YOUR OBJECTIVE: Pick out every line with the word "image" and copy it.

STORED DATA:
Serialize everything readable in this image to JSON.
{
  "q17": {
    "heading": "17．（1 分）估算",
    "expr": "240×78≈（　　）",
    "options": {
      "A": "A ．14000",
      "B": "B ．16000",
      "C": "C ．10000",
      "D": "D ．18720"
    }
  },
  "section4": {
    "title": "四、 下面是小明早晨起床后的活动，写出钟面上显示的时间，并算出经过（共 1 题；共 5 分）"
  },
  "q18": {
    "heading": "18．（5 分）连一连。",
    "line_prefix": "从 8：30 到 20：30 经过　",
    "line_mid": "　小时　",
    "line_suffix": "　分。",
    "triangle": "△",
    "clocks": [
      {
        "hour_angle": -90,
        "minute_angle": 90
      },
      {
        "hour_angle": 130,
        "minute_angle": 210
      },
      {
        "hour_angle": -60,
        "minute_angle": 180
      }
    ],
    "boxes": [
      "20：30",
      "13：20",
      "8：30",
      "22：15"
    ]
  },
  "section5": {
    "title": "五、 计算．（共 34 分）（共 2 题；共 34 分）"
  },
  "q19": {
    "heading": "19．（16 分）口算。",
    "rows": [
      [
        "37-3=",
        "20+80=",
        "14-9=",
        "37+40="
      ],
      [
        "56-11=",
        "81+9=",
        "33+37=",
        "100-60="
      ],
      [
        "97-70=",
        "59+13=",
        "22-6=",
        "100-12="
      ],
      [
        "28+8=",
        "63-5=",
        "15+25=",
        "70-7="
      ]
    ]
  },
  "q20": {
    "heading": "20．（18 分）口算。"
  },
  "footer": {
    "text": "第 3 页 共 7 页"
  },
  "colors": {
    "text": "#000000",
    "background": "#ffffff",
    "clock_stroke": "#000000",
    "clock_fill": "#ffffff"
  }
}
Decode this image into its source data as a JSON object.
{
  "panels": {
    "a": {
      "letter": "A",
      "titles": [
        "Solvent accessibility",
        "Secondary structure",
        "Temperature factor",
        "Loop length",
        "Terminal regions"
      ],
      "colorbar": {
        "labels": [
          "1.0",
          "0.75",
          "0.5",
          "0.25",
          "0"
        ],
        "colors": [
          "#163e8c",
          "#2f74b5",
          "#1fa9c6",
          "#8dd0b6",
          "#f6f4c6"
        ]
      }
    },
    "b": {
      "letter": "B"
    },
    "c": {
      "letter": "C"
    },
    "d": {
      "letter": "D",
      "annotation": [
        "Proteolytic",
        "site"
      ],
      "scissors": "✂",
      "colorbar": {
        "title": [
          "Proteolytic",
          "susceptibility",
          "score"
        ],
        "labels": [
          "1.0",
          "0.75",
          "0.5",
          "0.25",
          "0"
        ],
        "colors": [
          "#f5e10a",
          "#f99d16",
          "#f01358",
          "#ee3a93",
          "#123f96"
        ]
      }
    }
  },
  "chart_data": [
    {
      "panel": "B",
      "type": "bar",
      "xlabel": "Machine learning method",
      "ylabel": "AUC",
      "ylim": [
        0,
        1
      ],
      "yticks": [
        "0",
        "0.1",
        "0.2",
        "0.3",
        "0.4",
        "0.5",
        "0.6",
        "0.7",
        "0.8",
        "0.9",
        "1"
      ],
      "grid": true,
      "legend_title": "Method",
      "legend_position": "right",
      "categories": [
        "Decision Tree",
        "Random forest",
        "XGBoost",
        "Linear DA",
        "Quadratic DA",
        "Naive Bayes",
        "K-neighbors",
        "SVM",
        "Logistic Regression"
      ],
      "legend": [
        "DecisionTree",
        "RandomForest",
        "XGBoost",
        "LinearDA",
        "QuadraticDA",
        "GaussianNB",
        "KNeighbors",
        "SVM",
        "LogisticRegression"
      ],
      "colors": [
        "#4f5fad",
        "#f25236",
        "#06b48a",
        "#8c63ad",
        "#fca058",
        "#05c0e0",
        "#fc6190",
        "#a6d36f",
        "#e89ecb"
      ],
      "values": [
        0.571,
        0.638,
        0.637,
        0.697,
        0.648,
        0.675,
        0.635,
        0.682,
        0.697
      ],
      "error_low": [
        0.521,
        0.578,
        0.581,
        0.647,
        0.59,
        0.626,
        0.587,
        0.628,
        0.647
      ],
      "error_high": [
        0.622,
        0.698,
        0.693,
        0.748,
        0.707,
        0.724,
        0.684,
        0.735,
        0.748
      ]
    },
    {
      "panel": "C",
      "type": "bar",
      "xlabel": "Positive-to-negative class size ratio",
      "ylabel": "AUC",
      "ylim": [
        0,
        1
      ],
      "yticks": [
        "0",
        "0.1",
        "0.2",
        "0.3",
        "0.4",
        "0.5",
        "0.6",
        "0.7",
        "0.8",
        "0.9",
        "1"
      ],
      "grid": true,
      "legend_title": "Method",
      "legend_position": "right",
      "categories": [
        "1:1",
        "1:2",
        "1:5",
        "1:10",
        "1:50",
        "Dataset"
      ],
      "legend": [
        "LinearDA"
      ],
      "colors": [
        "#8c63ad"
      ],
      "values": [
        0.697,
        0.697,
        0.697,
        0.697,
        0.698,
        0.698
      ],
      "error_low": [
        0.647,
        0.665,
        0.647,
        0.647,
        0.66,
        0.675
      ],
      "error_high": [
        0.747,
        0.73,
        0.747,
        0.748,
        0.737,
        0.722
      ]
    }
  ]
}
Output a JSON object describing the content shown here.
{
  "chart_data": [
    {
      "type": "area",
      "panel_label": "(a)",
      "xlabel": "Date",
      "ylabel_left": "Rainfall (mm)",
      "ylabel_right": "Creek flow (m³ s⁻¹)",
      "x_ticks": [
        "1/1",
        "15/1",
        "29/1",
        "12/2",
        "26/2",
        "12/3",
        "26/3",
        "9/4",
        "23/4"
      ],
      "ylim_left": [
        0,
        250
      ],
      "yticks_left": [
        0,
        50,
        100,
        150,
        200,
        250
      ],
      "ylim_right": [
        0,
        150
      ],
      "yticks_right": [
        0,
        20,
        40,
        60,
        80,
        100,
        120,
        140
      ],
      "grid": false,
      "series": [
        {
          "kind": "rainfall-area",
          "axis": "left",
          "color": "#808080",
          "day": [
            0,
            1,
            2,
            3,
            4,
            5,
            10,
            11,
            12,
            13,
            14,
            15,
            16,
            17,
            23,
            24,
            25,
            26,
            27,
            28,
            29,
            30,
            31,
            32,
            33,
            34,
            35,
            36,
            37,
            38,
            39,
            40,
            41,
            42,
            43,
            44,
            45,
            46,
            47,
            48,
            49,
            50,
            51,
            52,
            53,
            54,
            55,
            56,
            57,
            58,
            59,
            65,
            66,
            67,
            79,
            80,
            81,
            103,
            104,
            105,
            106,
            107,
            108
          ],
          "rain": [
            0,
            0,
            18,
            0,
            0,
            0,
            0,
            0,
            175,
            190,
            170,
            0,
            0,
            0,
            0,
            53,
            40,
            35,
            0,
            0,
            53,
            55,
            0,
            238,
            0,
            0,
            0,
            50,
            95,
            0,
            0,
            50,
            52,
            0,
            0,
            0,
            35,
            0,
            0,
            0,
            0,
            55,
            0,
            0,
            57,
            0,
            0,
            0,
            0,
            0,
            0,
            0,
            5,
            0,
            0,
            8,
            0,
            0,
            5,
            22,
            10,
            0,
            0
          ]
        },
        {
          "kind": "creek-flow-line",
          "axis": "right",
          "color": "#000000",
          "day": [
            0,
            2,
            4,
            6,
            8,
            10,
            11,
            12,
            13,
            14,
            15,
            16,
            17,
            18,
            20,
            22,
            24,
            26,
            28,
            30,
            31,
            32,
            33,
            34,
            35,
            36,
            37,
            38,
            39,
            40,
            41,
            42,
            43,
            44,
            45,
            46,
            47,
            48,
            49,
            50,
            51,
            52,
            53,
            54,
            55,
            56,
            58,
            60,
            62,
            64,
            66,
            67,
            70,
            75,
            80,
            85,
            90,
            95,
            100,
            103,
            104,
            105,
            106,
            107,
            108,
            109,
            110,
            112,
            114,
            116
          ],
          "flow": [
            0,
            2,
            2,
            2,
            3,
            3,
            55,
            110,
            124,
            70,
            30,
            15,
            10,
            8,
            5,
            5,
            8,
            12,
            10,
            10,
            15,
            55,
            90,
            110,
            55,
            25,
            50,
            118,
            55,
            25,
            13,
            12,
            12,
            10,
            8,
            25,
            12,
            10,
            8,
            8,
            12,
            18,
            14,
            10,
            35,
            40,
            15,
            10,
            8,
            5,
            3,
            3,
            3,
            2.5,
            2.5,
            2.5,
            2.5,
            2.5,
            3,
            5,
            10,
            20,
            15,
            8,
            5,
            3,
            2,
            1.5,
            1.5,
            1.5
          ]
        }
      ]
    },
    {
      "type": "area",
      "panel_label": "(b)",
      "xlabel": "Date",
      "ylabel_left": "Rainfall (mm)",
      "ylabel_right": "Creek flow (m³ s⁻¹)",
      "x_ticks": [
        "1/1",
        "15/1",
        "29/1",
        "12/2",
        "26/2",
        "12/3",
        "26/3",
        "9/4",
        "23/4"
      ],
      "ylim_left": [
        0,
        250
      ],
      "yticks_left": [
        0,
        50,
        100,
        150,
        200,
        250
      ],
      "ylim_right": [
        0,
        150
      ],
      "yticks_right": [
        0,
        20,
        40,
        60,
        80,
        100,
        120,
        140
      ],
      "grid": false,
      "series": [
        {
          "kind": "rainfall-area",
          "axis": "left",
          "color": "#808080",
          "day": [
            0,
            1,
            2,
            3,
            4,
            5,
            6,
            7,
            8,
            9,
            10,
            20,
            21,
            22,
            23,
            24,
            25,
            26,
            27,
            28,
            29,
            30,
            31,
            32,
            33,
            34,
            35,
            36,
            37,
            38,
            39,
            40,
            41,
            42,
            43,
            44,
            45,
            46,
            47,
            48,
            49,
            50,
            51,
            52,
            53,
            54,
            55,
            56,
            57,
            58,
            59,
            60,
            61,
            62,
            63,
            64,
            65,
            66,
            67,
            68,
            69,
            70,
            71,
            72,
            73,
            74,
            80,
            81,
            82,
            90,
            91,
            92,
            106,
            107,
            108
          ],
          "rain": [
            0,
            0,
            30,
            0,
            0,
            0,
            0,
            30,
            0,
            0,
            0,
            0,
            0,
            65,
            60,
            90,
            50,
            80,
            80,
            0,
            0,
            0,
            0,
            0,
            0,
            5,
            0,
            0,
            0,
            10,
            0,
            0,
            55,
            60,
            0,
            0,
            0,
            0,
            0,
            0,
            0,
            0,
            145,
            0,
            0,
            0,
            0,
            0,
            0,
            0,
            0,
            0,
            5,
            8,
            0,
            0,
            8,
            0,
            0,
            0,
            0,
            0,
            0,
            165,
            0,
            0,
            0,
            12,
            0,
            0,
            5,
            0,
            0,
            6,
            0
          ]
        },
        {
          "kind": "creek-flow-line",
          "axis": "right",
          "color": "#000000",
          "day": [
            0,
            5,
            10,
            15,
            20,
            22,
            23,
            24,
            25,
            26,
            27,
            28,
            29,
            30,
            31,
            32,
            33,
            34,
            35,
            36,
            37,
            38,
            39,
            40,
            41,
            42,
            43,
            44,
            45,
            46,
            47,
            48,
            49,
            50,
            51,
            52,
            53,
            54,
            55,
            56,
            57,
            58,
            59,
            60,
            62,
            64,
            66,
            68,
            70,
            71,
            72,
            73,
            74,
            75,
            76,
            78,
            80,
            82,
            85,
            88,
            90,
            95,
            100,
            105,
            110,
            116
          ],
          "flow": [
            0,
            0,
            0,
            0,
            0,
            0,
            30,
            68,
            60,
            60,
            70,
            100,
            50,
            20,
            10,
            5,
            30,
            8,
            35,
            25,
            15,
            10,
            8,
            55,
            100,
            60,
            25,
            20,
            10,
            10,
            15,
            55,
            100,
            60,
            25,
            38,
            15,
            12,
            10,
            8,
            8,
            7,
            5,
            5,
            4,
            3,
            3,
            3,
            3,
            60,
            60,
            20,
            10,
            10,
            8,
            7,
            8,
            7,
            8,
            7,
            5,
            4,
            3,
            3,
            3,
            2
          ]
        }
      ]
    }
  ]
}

OUTPUT FOR THIS TASK:
Serialize everything readable in this image to JSON.
Decode this image into its source data as a JSON object.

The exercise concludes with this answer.